§ STORED ROWS:
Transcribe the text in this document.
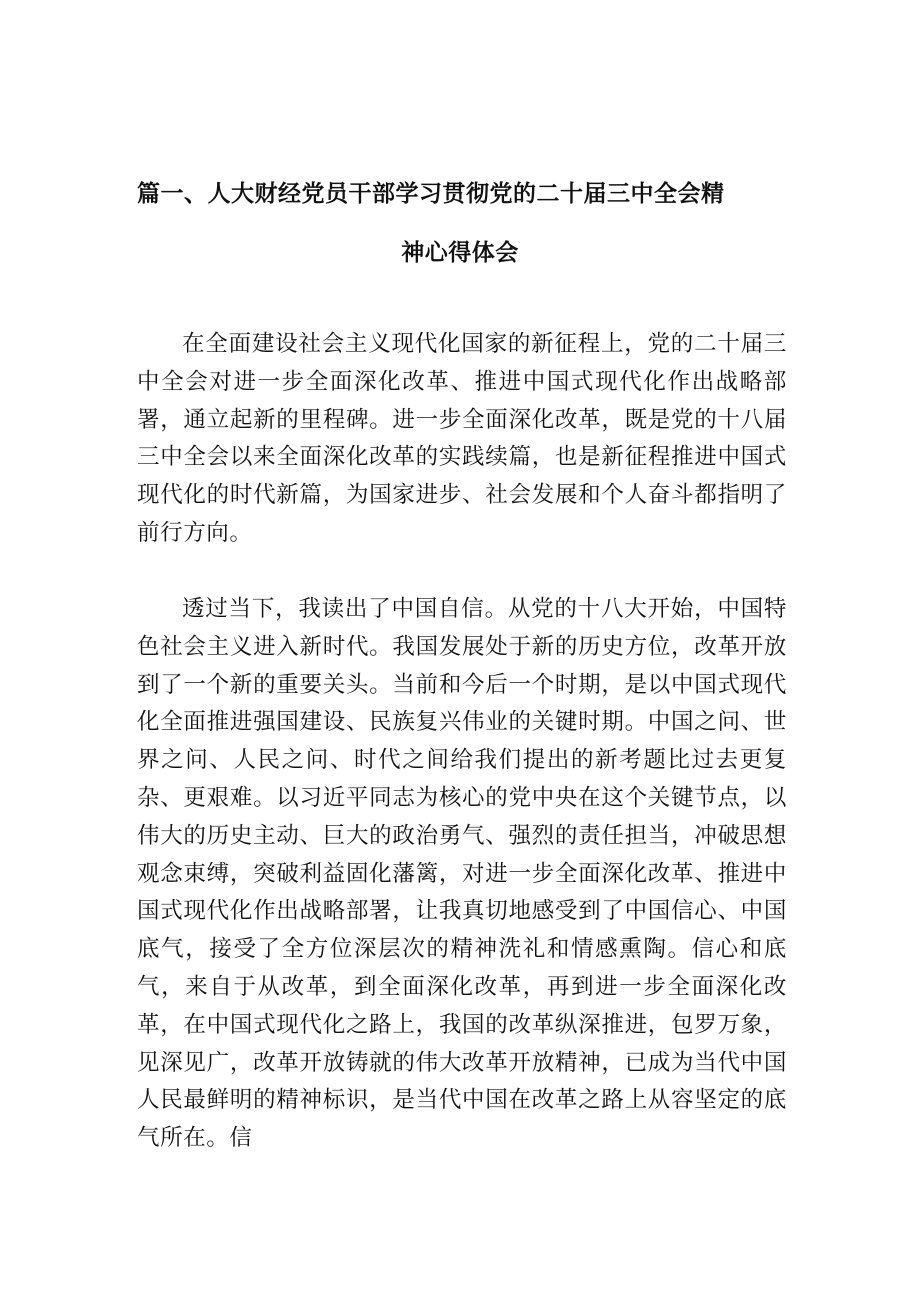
篇一、人大财经党员干部学习贯彻党的二十届三中全会精
神心得体会

在全面建设社会主义现代化国家的新征程上，党的二十届三中全会对进一步全面深化改革、推进中国式现代化作出战略部署，通立起新的里程碑。进一步全面深化改革，既是党的十八届三中全会以来全面深化改革的实践续篇，也是新征程推进中国式现代化的时代新篇，为国家进步、社会发展和个人奋斗都指明了前行方向。

透过当下，我读出了中国自信。从党的十八大开始，中国特色社会主义进入新时代。我国发展处于新的历史方位，改革开放到了一个新的重要关头。当前和今后一个时期，是以中国式现代化全面推进强国建设、民族复兴伟业的关键时期。中国之问、世界之问、人民之问、时代之间给我们提出的新考题比过去更复杂、更艰难。以习近平同志为核心的党中央在这个关键节点，以伟大的历史主动、巨大的政治勇气、强烈的责任担当，冲破思想观念束缚，突破利益固化藩篱，对进一步全面深化改革、推进中国式现代化作出战略部署，让我真切地感受到了中国信心、中国底气，接受了全方位深层次的精神洗礼和情感熏陶。信心和底气，来自于从改革，到全面深化改革，再到进一步全面深化改革，在中国式现代化之路上，我国的改革纵深推进，包罗万象，见深见广，改革开放铸就的伟大改革开放精神，已成为当代中国人民最鲜明的精神标识，是当代中国在改革之路上从容坚定的底气所在。信
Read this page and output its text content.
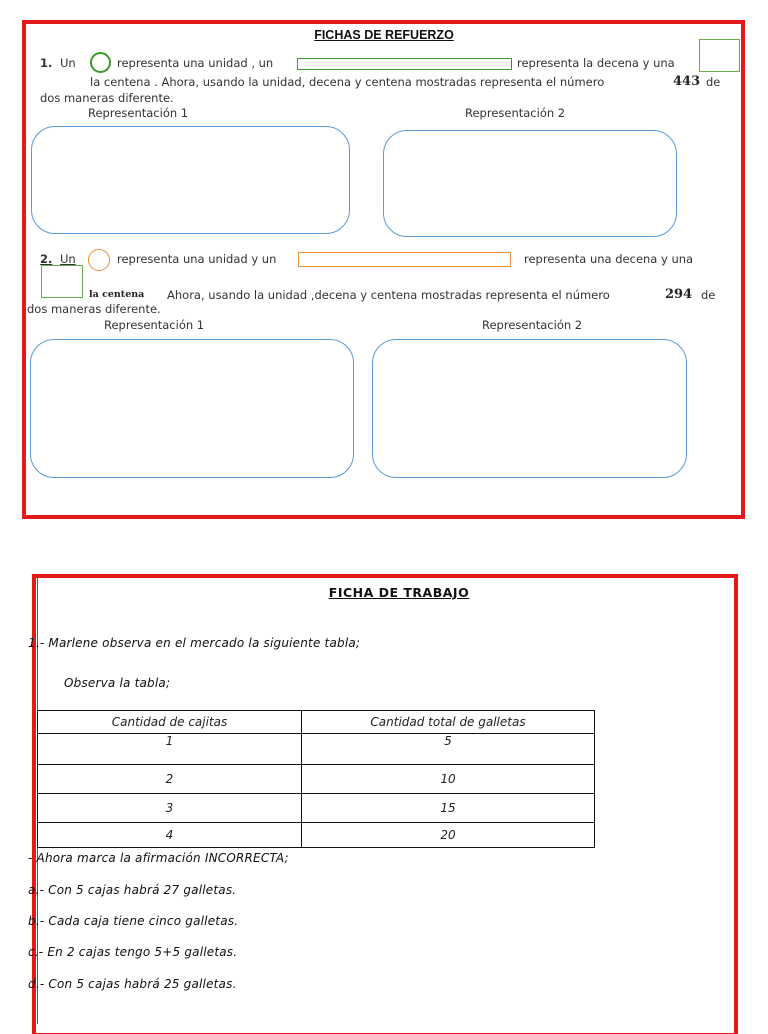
FICHAS DE REFUERZO
1. Un	representa una unidad , un	representa la decena y una
la centena . Ahora, usando la unidad, decena y centena mostradas representa el número	443 de
dos maneras diferente.
Representación 1	Representación 2
2. Un	representa una unidad y un	representa una decena y una
la centena Ahora, usando la unidad ,decena y centena mostradas representa el número	294 de
dos maneras diferente.
Representación 1	Representación 2
FICHA DE TRABAJO
1.- Marlene observa en el mercado la siguiente tabla;
Observa la tabla;
Cantidad de cajitas	Cantidad total de galletas
1	5
2	10
3	15
4	20
- Ahora marca la afirmación INCORRECTA;
a.- Con 5 cajas habrá 27 galletas.
b.- Cada caja tiene cinco galletas.
c.- En 2 cajas tengo 5+5 galletas.
d.- Con 5 cajas habrá 25 galletas.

§ SHORT EXERCISE: Return the lines of the records that include the string "mostradas".

§ WRITTEN RESPONSE:
la centena . Ahora, usando la unidad, decena y centena mostradas representa el número	443 de
la centena Ahora, usando la unidad ,decena y centena mostradas representa el número	294 de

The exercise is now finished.